What is expected: Verbatim output of all the material below is required.

Excerpts from a figure dataset:
====

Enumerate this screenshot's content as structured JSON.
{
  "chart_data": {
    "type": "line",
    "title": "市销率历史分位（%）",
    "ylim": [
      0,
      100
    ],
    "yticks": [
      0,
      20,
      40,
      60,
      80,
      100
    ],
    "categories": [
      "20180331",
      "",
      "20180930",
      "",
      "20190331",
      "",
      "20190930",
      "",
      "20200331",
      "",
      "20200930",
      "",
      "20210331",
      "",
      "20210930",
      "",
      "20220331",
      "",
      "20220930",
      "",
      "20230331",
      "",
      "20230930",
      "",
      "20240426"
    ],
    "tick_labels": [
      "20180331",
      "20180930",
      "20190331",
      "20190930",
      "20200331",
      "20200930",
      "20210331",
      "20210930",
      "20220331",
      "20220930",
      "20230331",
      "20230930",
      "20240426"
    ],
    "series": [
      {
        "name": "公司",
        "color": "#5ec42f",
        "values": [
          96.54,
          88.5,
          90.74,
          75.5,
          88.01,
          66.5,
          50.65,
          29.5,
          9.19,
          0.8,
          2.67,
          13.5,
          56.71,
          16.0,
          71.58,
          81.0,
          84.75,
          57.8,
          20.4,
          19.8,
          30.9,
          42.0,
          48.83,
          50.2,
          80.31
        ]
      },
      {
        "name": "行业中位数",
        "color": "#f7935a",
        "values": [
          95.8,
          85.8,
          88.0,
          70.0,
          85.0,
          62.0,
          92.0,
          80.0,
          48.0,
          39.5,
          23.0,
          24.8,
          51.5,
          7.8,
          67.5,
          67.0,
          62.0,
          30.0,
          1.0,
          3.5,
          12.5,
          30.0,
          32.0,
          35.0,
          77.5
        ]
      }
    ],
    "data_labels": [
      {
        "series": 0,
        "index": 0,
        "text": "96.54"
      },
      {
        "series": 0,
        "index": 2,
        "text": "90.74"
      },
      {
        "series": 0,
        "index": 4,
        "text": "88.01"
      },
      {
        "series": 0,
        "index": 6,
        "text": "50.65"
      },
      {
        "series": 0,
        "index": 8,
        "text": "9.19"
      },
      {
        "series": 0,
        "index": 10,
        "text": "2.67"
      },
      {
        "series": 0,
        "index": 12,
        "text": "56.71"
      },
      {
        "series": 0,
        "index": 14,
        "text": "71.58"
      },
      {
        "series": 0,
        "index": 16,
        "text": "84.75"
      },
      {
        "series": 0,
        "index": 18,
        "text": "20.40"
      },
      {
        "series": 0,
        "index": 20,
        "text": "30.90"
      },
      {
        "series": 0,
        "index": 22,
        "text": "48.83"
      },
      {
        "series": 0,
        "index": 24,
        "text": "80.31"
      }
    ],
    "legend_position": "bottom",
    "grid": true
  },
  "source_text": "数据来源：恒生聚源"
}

====

Correct result:
Enumerate this screenshot's content as structured JSON.
{
  "chart_data": {
    "type": "line",
    "title": "市销率历史分位（%）",
    "ylim": [
      0,
      100
    ],
    "yticks": [
      0,
      20,
      40,
      60,
      80,
      100
    ],
    "categories": [
      "20180331",
      "",
      "20180930",
      "",
      "20190331",
      "",
      "20190930",
      "",
      "20200331",
      "",
      "20200930",
      "",
      "20210331",
      "",
      "20210930",
      "",
      "20220331",
      "",
      "20220930",
      "",
      "20230331",
      "",
      "20230930",
      "",
      "20240426"
    ],
    "tick_labels": [
      "20180331",
      "20180930",
      "20190331",
      "20190930",
      "20200331",
      "20200930",
      "20210331",
      "20210930",
      "20220331",
      "20220930",
      "20230331",
      "20230930",
      "20240426"
    ],
    "series": [
      {
        "name": "公司",
        "color": "#5ec42f",
        "values": [
          96.54,
          88.5,
          90.74,
          75.5,
          88.01,
          66.5,
          50.65,
          29.5,
          9.19,
          0.8,
          2.67,
          13.5,
          56.71,
          16.0,
          71.58,
          81.0,
          84.75,
          57.8,
          20.4,
          19.8,
          30.9,
          42.0,
          48.83,
          50.2,
          80.31
        ]
      },
      {
        "name": "行业中位数",
        "color": "#f7935a",
        "values": [
          95.8,
          85.8,
          88.0,
          70.0,
          85.0,
          62.0,
          92.0,
          80.0,
          48.0,
          39.5,
          23.0,
          24.8,
          51.5,
          7.8,
          67.5,
          67.0,
          62.0,
          30.0,
          1.0,
          3.5,
          12.5,
          30.0,
          32.0,
          35.0,
          77.5
        ]
      }
    ],
    "data_labels": [
      {
        "series": 0,
        "index": 0,
        "text": "96.54"
      },
      {
        "series": 0,
        "index": 2,
        "text": "90.74"
      },
      {
        "series": 0,
        "index": 4,
        "text": "88.01"
      },
      {
        "series": 0,
        "index": 6,
        "text": "50.65"
      },
      {
        "series": 0,
        "index": 8,
        "text": "9.19"
      },
      {
        "series": 0,
        "index": 10,
        "text": "2.67"
      },
      {
        "series": 0,
        "index": 12,
        "text": "56.71"
      },
      {
        "series": 0,
        "index": 14,
        "text": "71.58"
      },
      {
        "series": 0,
        "index": 16,
        "text": "84.75"
      },
      {
        "series": 0,
        "index": 18,
        "text": "20.40"
      },
      {
        "series": 0,
        "index": 20,
        "text": "30.90"
      },
      {
        "series": 0,
        "index": 22,
        "text": "48.83"
      },
      {
        "series": 0,
        "index": 24,
        "text": "80.31"
      }
    ],
    "legend_position": "bottom",
    "grid": true
  },
  "source_text": "数据来源：恒生聚源"
}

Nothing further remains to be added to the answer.